Answer these questions using the open-data discussion below.
1. Which country is named, along with the US, as having common-law copyright for collections data?
2. What protection does the EU have for such data?
3. Which licences do many people in England point to instead of the E&W licence?

### EXCERPT TO READ ###

Open Data Discussion on SPARC List

I was recently involved in some interesting discussion with John Wilbanks on the SPARC open-data list and thought it worth excerpting some of this here.

Email 1: Reply to a message from John Wilbanks

Source: https://mx2.arl.org/Lists/SPARC-OpenData/Message/100.html

Hi all, chiming in here…just joined the list.

The lack of international consensus on data makes use of CC licenses for data problematic. The EU directive doesn’t exist elsewhere, and is not

Yes, the IPR status for collections data varies greatly by jurisdiction. Some have no protection at all, others have common-law copyright (e.g. Australia, and US pace Feist), the EU has copyright + a sui generis right etc.

written into the majority of even the EU licenses. This makes

Yes though that perhaps can be fixed via a suggestion to the various local drafting teams …

interoperation along the CCi model (where I can upload a file in the US, and you can download it in Brazil) much harder to achieve, as the IPR does not exist in the US.

Sure though:

(a) I think a lot of the jurisdictions have some kind of IPR that can be used. Furthermore these kinds of ‘interoperability’ issues already exist with the CC licences for content. A lot of people in England will just point to the standard US cc licences rather than the E&W licence even though it is not precisely customized to the national law. What one really wants is a clause in any national licence saying: when you licence under this licence you licence under the equivalent licence in all other jurisdictions. Such a provision would also work for CC licences attached to data.

### LISTED RECORDS ###

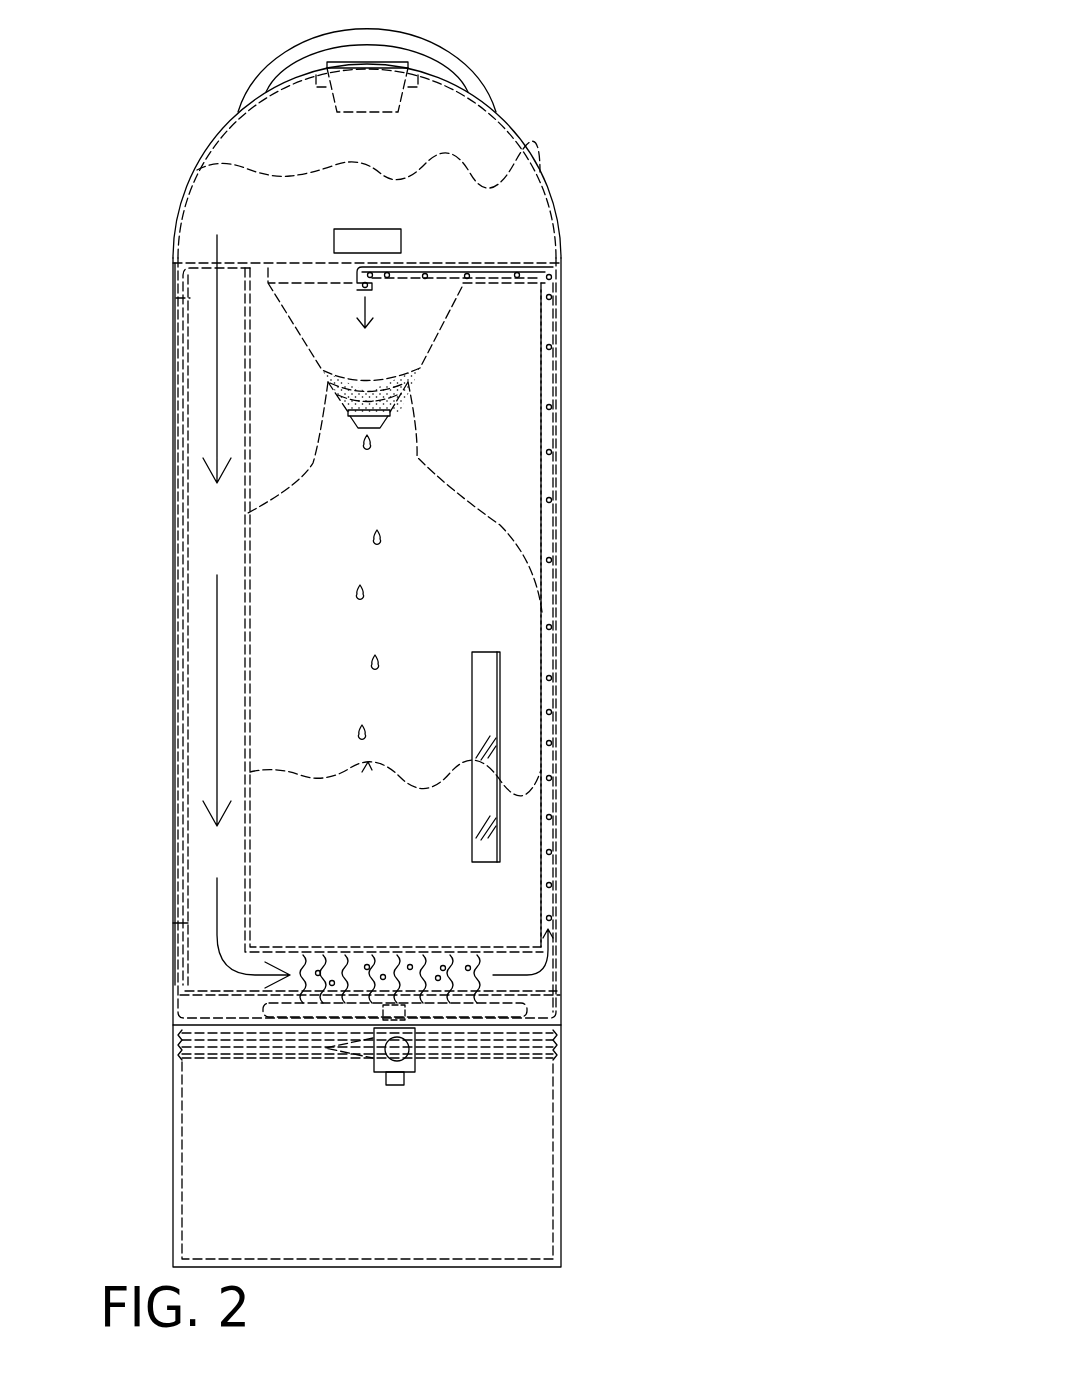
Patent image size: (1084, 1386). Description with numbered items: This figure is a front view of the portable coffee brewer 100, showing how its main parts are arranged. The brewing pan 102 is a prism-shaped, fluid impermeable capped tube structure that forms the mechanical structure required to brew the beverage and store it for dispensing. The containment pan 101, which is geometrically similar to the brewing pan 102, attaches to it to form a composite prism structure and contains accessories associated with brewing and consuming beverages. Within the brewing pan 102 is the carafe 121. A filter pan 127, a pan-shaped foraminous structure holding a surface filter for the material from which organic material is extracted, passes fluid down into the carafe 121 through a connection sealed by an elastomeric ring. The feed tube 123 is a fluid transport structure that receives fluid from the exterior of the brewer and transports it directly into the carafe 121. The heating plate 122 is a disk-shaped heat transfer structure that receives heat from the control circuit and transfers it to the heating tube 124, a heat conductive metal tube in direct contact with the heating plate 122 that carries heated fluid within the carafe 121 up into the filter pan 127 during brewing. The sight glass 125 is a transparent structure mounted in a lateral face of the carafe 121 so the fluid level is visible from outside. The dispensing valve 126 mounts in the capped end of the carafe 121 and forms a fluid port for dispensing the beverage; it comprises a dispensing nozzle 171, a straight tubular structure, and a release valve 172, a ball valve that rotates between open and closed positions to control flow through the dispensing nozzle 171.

The portable coffee brewer 100 is at (572, 102).
The containment pan 101 is at (555, 1127).
The brewing pan 102 is at (570, 532).
The carafe 121 is at (500, 525).
The heating plate 122 is at (480, 1007).
The feed tube 123 is at (230, 755).
The heating tube 124 is at (548, 622).
The sight glass 125 is at (473, 668).
The dispensing valve 126 is at (420, 1078).
The filter pan 127 is at (440, 322).
The dispensing nozzle 171 is at (383, 1072).
The release valve 172 is at (357, 1052).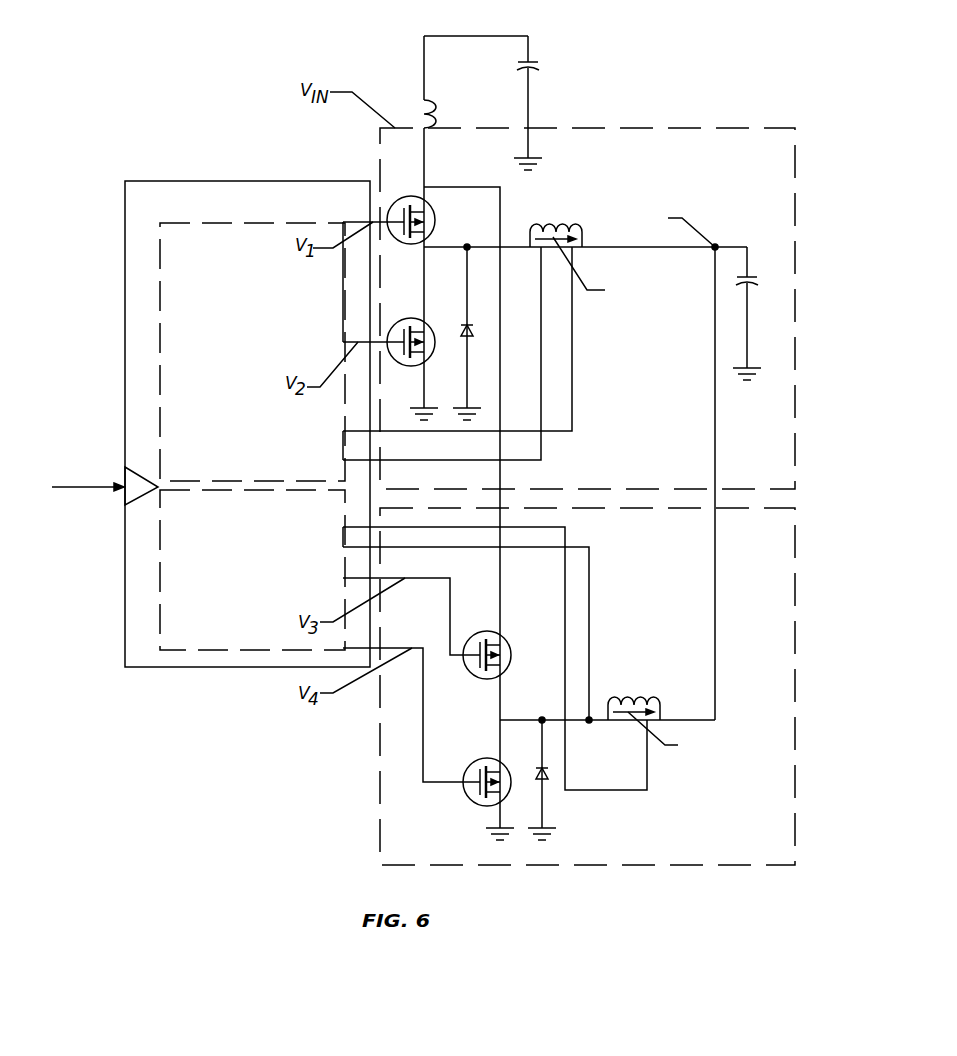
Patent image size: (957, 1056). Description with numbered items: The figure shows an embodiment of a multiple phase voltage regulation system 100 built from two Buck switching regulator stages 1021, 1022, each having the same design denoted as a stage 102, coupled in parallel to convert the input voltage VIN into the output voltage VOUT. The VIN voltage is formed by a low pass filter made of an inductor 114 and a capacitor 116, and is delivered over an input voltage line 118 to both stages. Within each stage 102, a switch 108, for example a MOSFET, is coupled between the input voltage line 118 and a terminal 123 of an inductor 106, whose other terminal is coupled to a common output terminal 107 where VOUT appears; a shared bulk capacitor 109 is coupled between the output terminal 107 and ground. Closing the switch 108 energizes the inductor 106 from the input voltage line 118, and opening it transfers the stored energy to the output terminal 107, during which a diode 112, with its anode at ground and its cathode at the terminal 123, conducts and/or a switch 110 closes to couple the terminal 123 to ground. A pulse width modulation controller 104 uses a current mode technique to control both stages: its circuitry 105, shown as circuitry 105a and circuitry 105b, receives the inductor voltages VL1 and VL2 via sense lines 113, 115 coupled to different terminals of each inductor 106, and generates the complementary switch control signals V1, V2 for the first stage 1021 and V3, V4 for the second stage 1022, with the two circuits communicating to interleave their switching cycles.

The multiple phase voltage regulation system 100 is at (815, 430).
The regulator stage 102 is at (637, 496).
The first regulator stage 1021 is at (637, 308).
The second regulator stage 1022 is at (635, 686).
The pulse width modulation controller 104 is at (205, 424).
The circuitry 105 is at (190, 491).
The circuitry for first stage 105a is at (190, 352).
The circuitry for second stage 105b is at (239, 625).
The inductor 106 is at (620, 467).
The output terminal 107 is at (713, 456).
The switch 108 is at (414, 489).
The bulk capacitor 109 is at (802, 297).
The switch 110 is at (394, 559).
The diode 112 is at (548, 543).
The sense line 113 is at (511, 485).
The inductor 114 is at (428, 82).
The sense line 115 is at (510, 518).
The capacitor 116 is at (489, 88).
The input voltage line 118 is at (520, 144).
The inductor terminal 123 is at (585, 445).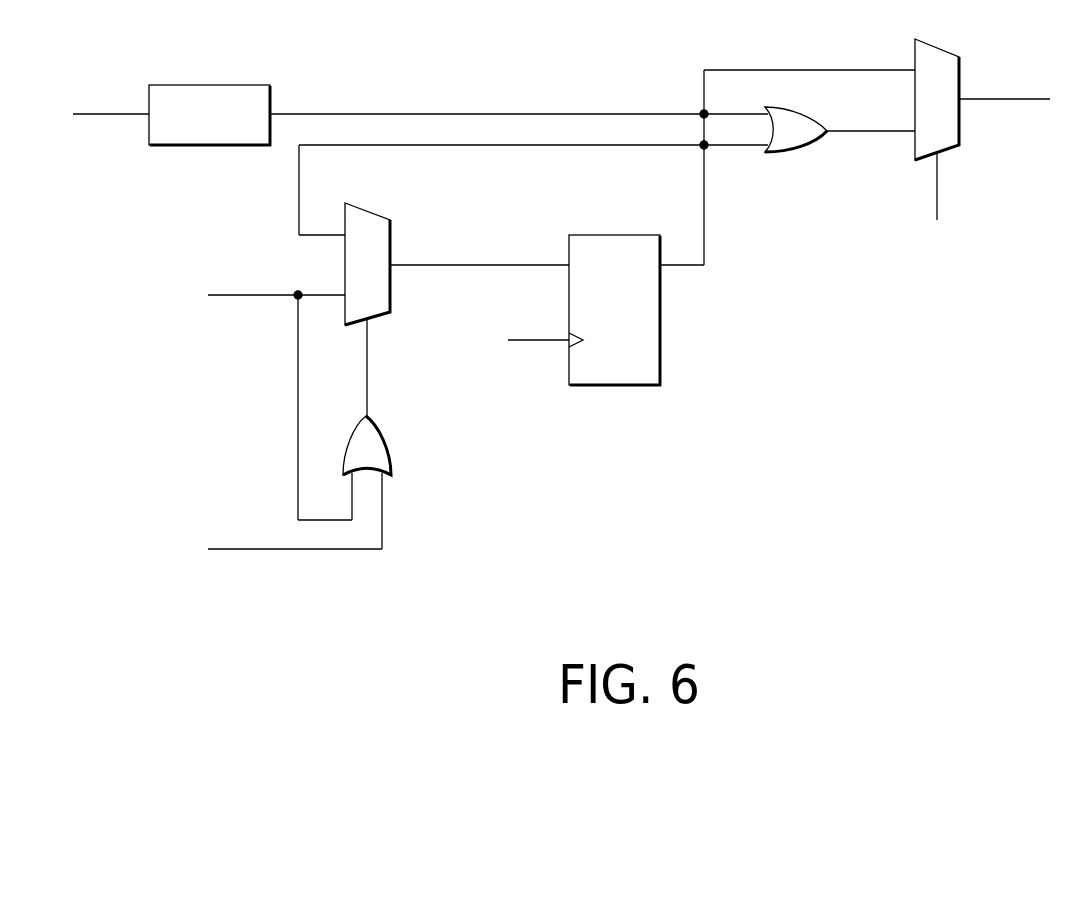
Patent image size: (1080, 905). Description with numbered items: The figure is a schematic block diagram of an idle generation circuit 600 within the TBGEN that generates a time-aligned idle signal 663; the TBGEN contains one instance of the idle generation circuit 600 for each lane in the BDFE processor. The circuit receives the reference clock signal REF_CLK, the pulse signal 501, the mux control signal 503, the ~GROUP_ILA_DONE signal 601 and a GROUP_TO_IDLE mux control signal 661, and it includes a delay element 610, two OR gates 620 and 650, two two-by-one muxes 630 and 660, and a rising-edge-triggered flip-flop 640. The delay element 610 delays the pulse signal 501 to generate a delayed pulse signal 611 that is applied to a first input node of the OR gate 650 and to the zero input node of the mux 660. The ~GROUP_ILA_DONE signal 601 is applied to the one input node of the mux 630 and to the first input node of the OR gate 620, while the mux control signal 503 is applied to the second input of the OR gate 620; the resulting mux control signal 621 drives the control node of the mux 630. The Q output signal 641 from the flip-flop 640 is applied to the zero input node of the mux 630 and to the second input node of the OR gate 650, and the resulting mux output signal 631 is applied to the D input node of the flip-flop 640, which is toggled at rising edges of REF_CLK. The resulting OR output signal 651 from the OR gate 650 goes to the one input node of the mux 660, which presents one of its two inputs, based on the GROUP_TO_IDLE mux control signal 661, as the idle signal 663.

The pulse signal 501 is at (113, 114).
The mux control signal 503 is at (262, 551).
The idle generation circuit 600 is at (845, 669).
The ~GROUP_ILA_DONE signal 601 is at (259, 297).
The delay element 610 is at (233, 84).
The delayed pulse signal 611 is at (480, 114).
The OR gate 620 is at (392, 447).
The mux control signal 621 is at (368, 387).
The mux 630 is at (368, 205).
The mux output signal 631 is at (478, 264).
The flip-flop 640 is at (613, 234).
The Q output signal 641 is at (705, 232).
The OR gate 650 is at (787, 153).
The OR output signal 651 is at (871, 132).
The mux 660 is at (937, 41).
The GROUP_TO_IDLE mux control signal 661 is at (938, 197).
The idle signal 663 is at (1003, 98).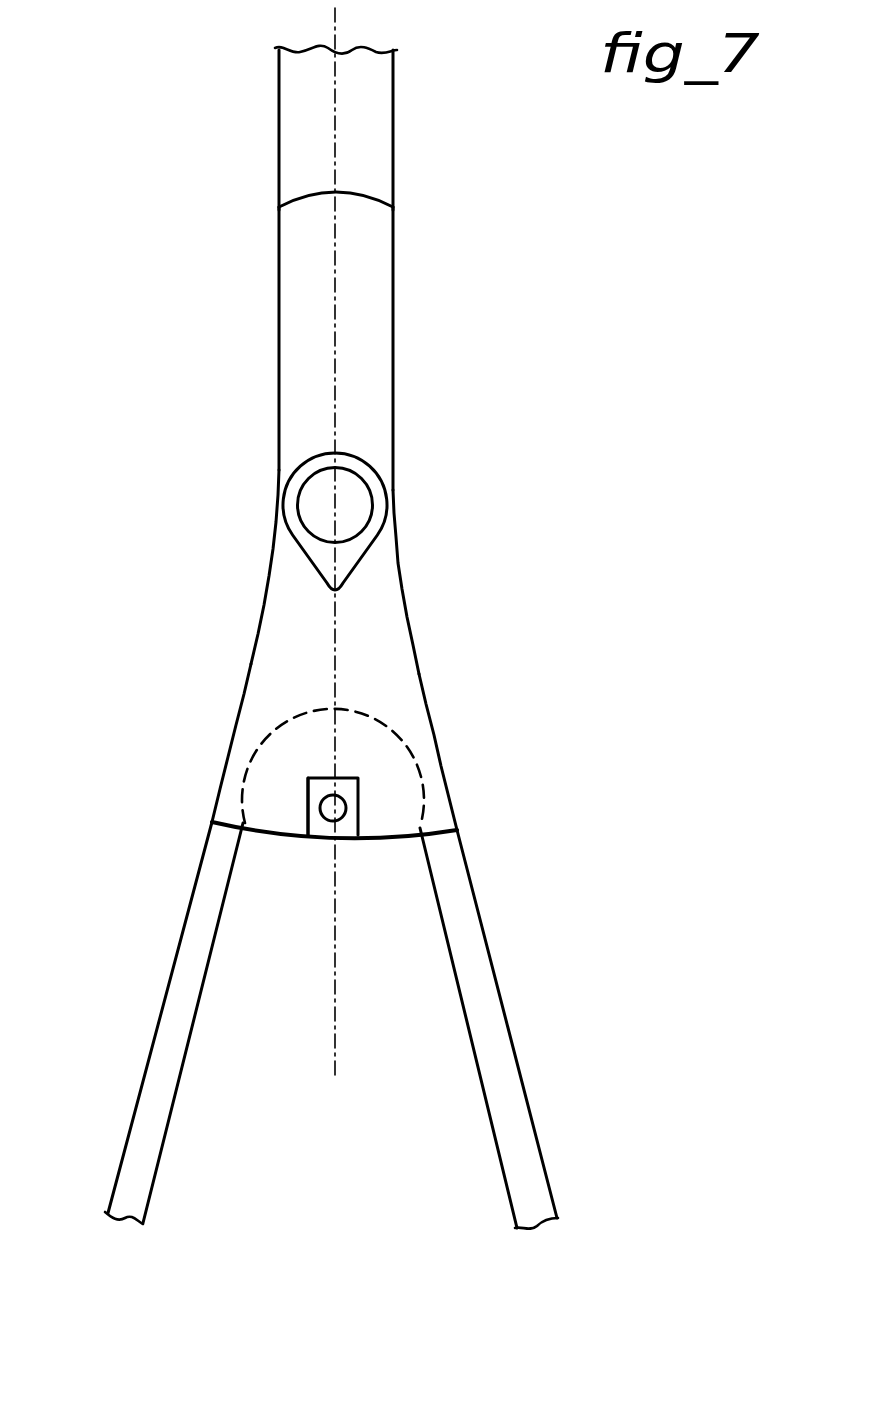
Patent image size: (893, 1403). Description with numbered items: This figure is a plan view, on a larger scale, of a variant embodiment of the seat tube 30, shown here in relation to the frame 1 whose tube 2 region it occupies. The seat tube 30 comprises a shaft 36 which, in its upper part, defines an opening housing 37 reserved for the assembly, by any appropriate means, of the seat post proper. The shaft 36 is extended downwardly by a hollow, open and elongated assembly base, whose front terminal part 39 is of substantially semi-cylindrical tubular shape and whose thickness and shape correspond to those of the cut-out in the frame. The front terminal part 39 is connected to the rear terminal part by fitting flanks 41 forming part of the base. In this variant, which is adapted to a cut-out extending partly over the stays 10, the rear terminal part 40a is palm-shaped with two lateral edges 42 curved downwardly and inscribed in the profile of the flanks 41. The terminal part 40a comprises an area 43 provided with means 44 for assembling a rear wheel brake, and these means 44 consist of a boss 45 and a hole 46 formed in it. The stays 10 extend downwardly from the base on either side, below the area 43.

The bicycle frame fork assembly 1 is at (258, 177).
The steering tube 2 is at (375, 100).
The stays 10 is at (162, 1080).
The seat tube 30 is at (417, 445).
The shaft 36 is at (300, 548).
The opening housing 37 is at (357, 497).
The front terminal part 39 is at (365, 235).
The terminal part 40a is at (368, 772).
The fitting flanks 41 is at (393, 340).
The flared crown portions 42 is at (220, 786).
The area 43 is at (385, 813).
The means for assembling a rear wheel brake 44 is at (302, 807).
The boss 45 is at (306, 776).
The hole 46 is at (329, 819).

###

# SOLUTION FOR THIS TASK
1. Australia.
2. Copyright plus a sui generis right.
3. The standard US CC licences.